EXERCISE TASK: Restate every line of the material, word for word.

ROWS:
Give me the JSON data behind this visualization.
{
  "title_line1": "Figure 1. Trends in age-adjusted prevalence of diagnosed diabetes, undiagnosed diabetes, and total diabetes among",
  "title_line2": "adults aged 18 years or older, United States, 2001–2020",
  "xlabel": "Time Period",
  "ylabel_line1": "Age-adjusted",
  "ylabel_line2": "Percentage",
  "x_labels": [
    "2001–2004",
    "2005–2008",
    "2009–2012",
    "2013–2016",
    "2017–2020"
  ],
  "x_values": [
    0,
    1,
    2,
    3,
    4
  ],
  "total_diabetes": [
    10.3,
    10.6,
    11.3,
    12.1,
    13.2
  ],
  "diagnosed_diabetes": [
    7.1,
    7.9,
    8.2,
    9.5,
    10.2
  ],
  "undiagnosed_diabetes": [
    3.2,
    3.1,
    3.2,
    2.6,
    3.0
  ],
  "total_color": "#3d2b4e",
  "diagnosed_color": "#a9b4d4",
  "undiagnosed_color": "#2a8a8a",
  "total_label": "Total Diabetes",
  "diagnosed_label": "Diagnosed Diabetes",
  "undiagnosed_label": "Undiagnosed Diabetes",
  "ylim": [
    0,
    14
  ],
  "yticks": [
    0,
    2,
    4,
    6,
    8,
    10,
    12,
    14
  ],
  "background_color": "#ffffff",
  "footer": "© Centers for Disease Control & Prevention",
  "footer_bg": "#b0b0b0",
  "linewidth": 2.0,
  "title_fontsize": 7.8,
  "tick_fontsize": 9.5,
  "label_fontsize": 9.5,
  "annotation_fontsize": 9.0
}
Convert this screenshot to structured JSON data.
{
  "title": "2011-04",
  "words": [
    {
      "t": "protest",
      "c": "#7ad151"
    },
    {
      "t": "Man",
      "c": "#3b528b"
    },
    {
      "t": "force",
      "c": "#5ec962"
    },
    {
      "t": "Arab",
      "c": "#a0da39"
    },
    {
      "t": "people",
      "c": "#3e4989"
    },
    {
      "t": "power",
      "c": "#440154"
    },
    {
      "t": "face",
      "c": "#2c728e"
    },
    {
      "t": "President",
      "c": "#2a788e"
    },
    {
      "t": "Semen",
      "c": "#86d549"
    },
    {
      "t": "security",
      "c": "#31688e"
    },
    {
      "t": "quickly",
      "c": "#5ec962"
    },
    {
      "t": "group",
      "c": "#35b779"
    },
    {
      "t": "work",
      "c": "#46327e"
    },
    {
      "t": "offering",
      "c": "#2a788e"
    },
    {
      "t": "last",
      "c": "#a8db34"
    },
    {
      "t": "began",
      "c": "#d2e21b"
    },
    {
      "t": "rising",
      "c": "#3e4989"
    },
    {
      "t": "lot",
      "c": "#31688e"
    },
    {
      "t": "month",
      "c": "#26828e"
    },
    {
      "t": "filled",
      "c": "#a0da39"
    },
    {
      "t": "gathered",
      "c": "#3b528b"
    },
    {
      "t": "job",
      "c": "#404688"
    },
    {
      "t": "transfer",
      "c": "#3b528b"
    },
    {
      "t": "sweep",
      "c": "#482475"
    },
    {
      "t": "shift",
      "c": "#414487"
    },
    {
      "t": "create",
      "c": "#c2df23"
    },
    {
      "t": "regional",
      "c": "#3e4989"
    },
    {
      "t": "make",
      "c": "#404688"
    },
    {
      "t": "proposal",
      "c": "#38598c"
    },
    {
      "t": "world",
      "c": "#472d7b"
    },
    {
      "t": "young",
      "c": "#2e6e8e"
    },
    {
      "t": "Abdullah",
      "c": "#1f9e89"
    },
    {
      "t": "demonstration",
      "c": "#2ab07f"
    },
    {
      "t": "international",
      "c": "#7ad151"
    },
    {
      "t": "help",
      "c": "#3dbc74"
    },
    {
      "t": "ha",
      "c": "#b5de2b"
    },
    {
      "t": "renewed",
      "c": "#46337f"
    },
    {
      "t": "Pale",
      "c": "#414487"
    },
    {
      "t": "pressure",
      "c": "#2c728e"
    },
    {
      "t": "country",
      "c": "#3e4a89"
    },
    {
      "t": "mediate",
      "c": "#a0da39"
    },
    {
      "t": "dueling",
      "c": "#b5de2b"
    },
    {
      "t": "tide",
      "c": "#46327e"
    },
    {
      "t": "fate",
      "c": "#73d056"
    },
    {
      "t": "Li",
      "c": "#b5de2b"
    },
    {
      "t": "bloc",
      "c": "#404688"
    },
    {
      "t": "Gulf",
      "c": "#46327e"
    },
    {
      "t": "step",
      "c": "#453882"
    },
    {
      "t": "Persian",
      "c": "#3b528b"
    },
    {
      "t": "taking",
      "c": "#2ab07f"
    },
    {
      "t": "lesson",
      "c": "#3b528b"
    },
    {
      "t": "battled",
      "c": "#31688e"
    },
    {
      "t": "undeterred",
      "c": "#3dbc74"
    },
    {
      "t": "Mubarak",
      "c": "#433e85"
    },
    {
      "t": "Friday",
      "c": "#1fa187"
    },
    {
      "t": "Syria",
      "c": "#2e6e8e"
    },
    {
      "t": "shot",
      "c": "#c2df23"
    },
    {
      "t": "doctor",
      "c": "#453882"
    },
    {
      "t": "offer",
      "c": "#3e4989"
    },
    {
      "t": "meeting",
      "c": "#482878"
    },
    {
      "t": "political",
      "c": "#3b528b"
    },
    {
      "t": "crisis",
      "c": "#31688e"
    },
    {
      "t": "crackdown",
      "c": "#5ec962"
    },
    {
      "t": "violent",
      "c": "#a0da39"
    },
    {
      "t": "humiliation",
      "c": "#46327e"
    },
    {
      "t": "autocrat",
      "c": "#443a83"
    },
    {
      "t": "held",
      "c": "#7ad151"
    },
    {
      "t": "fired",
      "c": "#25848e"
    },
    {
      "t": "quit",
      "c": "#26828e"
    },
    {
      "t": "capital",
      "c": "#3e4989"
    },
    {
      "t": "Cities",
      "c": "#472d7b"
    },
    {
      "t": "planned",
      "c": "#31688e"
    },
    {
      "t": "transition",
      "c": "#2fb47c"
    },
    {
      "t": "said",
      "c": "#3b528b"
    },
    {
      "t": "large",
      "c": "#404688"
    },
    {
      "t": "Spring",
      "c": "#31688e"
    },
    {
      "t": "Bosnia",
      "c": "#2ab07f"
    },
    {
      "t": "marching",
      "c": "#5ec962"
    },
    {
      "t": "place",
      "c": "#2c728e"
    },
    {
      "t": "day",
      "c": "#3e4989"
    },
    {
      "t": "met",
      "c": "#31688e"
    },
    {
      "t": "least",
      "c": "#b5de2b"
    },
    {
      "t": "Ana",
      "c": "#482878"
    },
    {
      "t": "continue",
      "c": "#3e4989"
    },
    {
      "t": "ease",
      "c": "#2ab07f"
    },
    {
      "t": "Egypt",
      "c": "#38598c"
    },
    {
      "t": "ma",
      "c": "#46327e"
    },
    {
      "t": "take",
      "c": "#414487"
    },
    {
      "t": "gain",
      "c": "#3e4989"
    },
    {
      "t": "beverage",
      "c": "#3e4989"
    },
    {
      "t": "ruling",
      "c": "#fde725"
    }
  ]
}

SOLUTION TO THE EXERCISE:
Give me the JSON data behind this visualization.
{
  "title_line1": "Figure 1. Trends in age-adjusted prevalence of diagnosed diabetes, undiagnosed diabetes, and total diabetes among",
  "title_line2": "adults aged 18 years or older, United States, 2001–2020",
  "xlabel": "Time Period",
  "ylabel_line1": "Age-adjusted",
  "ylabel_line2": "Percentage",
  "x_labels": [
    "2001–2004",
    "2005–2008",
    "2009–2012",
    "2013–2016",
    "2017–2020"
  ],
  "x_values": [
    0,
    1,
    2,
    3,
    4
  ],
  "total_diabetes": [
    10.3,
    10.6,
    11.3,
    12.1,
    13.2
  ],
  "diagnosed_diabetes": [
    7.1,
    7.9,
    8.2,
    9.5,
    10.2
  ],
  "undiagnosed_diabetes": [
    3.2,
    3.1,
    3.2,
    2.6,
    3.0
  ],
  "total_color": "#3d2b4e",
  "diagnosed_color": "#a9b4d4",
  "undiagnosed_color": "#2a8a8a",
  "total_label": "Total Diabetes",
  "diagnosed_label": "Diagnosed Diabetes",
  "undiagnosed_label": "Undiagnosed Diabetes",
  "ylim": [
    0,
    14
  ],
  "yticks": [
    0,
    2,
    4,
    6,
    8,
    10,
    12,
    14
  ],
  "background_color": "#ffffff",
  "footer": "© Centers for Disease Control & Prevention",
  "footer_bg": "#b0b0b0",
  "linewidth": 2.0,
  "title_fontsize": 7.8,
  "tick_fontsize": 9.5,
  "label_fontsize": 9.5,
  "annotation_fontsize": 9.0
}
Convert this screenshot to structured JSON data.
{
  "title": "2011-04",
  "words": [
    {
      "t": "protest",
      "c": "#7ad151"
    },
    {
      "t": "Man",
      "c": "#3b528b"
    },
    {
      "t": "force",
      "c": "#5ec962"
    },
    {
      "t": "Arab",
      "c": "#a0da39"
    },
    {
      "t": "people",
      "c": "#3e4989"
    },
    {
      "t": "power",
      "c": "#440154"
    },
    {
      "t": "face",
      "c": "#2c728e"
    },
    {
      "t": "President",
      "c": "#2a788e"
    },
    {
      "t": "Semen",
      "c": "#86d549"
    },
    {
      "t": "security",
      "c": "#31688e"
    },
    {
      "t": "quickly",
      "c": "#5ec962"
    },
    {
      "t": "group",
      "c": "#35b779"
    },
    {
      "t": "work",
      "c": "#46327e"
    },
    {
      "t": "offering",
      "c": "#2a788e"
    },
    {
      "t": "last",
      "c": "#a8db34"
    },
    {
      "t": "began",
      "c": "#d2e21b"
    },
    {
      "t": "rising",
      "c": "#3e4989"
    },
    {
      "t": "lot",
      "c": "#31688e"
    },
    {
      "t": "month",
      "c": "#26828e"
    },
    {
      "t": "filled",
      "c": "#a0da39"
    },
    {
      "t": "gathered",
      "c": "#3b528b"
    },
    {
      "t": "job",
      "c": "#404688"
    },
    {
      "t": "transfer",
      "c": "#3b528b"
    },
    {
      "t": "sweep",
      "c": "#482475"
    },
    {
      "t": "shift",
      "c": "#414487"
    },
    {
      "t": "create",
      "c": "#c2df23"
    },
    {
      "t": "regional",
      "c": "#3e4989"
    },
    {
      "t": "make",
      "c": "#404688"
    },
    {
      "t": "proposal",
      "c": "#38598c"
    },
    {
      "t": "world",
      "c": "#472d7b"
    },
    {
      "t": "young",
      "c": "#2e6e8e"
    },
    {
      "t": "Abdullah",
      "c": "#1f9e89"
    },
    {
      "t": "demonstration",
      "c": "#2ab07f"
    },
    {
      "t": "international",
      "c": "#7ad151"
    },
    {
      "t": "help",
      "c": "#3dbc74"
    },
    {
      "t": "ha",
      "c": "#b5de2b"
    },
    {
      "t": "renewed",
      "c": "#46337f"
    },
    {
      "t": "Pale",
      "c": "#414487"
    },
    {
      "t": "pressure",
      "c": "#2c728e"
    },
    {
      "t": "country",
      "c": "#3e4a89"
    },
    {
      "t": "mediate",
      "c": "#a0da39"
    },
    {
      "t": "dueling",
      "c": "#b5de2b"
    },
    {
      "t": "tide",
      "c": "#46327e"
    },
    {
      "t": "fate",
      "c": "#73d056"
    },
    {
      "t": "Li",
      "c": "#b5de2b"
    },
    {
      "t": "bloc",
      "c": "#404688"
    },
    {
      "t": "Gulf",
      "c": "#46327e"
    },
    {
      "t": "step",
      "c": "#453882"
    },
    {
      "t": "Persian",
      "c": "#3b528b"
    },
    {
      "t": "taking",
      "c": "#2ab07f"
    },
    {
      "t": "lesson",
      "c": "#3b528b"
    },
    {
      "t": "battled",
      "c": "#31688e"
    },
    {
      "t": "undeterred",
      "c": "#3dbc74"
    },
    {
      "t": "Mubarak",
      "c": "#433e85"
    },
    {
      "t": "Friday",
      "c": "#1fa187"
    },
    {
      "t": "Syria",
      "c": "#2e6e8e"
    },
    {
      "t": "shot",
      "c": "#c2df23"
    },
    {
      "t": "doctor",
      "c": "#453882"
    },
    {
      "t": "offer",
      "c": "#3e4989"
    },
    {
      "t": "meeting",
      "c": "#482878"
    },
    {
      "t": "political",
      "c": "#3b528b"
    },
    {
      "t": "crisis",
      "c": "#31688e"
    },
    {
      "t": "crackdown",
      "c": "#5ec962"
    },
    {
      "t": "violent",
      "c": "#a0da39"
    },
    {
      "t": "humiliation",
      "c": "#46327e"
    },
    {
      "t": "autocrat",
      "c": "#443a83"
    },
    {
      "t": "held",
      "c": "#7ad151"
    },
    {
      "t": "fired",
      "c": "#25848e"
    },
    {
      "t": "quit",
      "c": "#26828e"
    },
    {
      "t": "capital",
      "c": "#3e4989"
    },
    {
      "t": "Cities",
      "c": "#472d7b"
    },
    {
      "t": "planned",
      "c": "#31688e"
    },
    {
      "t": "transition",
      "c": "#2fb47c"
    },
    {
      "t": "said",
      "c": "#3b528b"
    },
    {
      "t": "large",
      "c": "#404688"
    },
    {
      "t": "Spring",
      "c": "#31688e"
    },
    {
      "t": "Bosnia",
      "c": "#2ab07f"
    },
    {
      "t": "marching",
      "c": "#5ec962"
    },
    {
      "t": "place",
      "c": "#2c728e"
    },
    {
      "t": "day",
      "c": "#3e4989"
    },
    {
      "t": "met",
      "c": "#31688e"
    },
    {
      "t": "least",
      "c": "#b5de2b"
    },
    {
      "t": "Ana",
      "c": "#482878"
    },
    {
      "t": "continue",
      "c": "#3e4989"
    },
    {
      "t": "ease",
      "c": "#2ab07f"
    },
    {
      "t": "Egypt",
      "c": "#38598c"
    },
    {
      "t": "ma",
      "c": "#46327e"
    },
    {
      "t": "take",
      "c": "#414487"
    },
    {
      "t": "gain",
      "c": "#3e4989"
    },
    {
      "t": "beverage",
      "c": "#3e4989"
    },
    {
      "t": "ruling",
      "c": "#fde725"
    }
  ]
}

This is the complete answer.